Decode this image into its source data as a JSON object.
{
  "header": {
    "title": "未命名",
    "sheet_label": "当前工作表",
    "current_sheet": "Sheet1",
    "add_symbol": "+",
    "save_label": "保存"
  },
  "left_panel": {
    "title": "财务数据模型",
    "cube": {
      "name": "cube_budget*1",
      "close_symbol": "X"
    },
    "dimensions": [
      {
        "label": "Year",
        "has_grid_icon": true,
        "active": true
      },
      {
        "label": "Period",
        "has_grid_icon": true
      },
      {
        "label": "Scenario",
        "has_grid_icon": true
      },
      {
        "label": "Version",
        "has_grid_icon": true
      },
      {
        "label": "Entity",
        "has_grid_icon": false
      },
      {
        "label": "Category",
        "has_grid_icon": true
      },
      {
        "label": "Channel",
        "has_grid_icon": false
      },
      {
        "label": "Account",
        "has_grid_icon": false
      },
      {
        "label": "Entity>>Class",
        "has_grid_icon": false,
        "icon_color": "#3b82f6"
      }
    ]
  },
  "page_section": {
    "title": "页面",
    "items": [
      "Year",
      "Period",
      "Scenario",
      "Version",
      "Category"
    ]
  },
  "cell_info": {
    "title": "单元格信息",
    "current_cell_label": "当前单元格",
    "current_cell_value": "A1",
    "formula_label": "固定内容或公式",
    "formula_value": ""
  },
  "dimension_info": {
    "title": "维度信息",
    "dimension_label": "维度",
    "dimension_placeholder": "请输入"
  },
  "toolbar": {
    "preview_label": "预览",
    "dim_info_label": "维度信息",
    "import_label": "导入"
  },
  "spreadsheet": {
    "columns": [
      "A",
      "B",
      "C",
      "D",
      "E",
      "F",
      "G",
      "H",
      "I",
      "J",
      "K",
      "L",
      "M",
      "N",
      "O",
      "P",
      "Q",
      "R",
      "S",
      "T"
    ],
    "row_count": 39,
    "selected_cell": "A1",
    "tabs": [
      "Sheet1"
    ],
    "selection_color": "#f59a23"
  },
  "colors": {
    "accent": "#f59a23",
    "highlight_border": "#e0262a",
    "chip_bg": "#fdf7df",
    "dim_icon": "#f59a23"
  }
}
#####
# [Given instruction]
Repeat all the records. Match each line exactly.

# [Full response]
Decode this image into its source data as a JSON object.
{
  "header": {
    "title": "未命名",
    "sheet_label": "当前工作表",
    "current_sheet": "Sheet1",
    "add_symbol": "+",
    "save_label": "保存"
  },
  "left_panel": {
    "title": "财务数据模型",
    "cube": {
      "name": "cube_budget*1",
      "close_symbol": "X"
    },
    "dimensions": [
      {
        "label": "Year",
        "has_grid_icon": true,
        "active": true
      },
      {
        "label": "Period",
        "has_grid_icon": true
      },
      {
        "label": "Scenario",
        "has_grid_icon": true
      },
      {
        "label": "Version",
        "has_grid_icon": true
      },
      {
        "label": "Entity",
        "has_grid_icon": false
      },
      {
        "label": "Category",
        "has_grid_icon": true
      },
      {
        "label": "Channel",
        "has_grid_icon": false
      },
      {
        "label": "Account",
        "has_grid_icon": false
      },
      {
        "label": "Entity>>Class",
        "has_grid_icon": false,
        "icon_color": "#3b82f6"
      }
    ]
  },
  "page_section": {
    "title": "页面",
    "items": [
      "Year",
      "Period",
      "Scenario",
      "Version",
      "Category"
    ]
  },
  "cell_info": {
    "title": "单元格信息",
    "current_cell_label": "当前单元格",
    "current_cell_value": "A1",
    "formula_label": "固定内容或公式",
    "formula_value": ""
  },
  "dimension_info": {
    "title": "维度信息",
    "dimension_label": "维度",
    "dimension_placeholder": "请输入"
  },
  "toolbar": {
    "preview_label": "预览",
    "dim_info_label": "维度信息",
    "import_label": "导入"
  },
  "spreadsheet": {
    "columns": [
      "A",
      "B",
      "C",
      "D",
      "E",
      "F",
      "G",
      "H",
      "I",
      "J",
      "K",
      "L",
      "M",
      "N",
      "O",
      "P",
      "Q",
      "R",
      "S",
      "T"
    ],
    "row_count": 39,
    "selected_cell": "A1",
    "tabs": [
      "Sheet1"
    ],
    "selection_color": "#f59a23"
  },
  "colors": {
    "accent": "#f59a23",
    "highlight_border": "#e0262a",
    "chip_bg": "#fdf7df",
    "dim_icon": "#f59a23"
  }
}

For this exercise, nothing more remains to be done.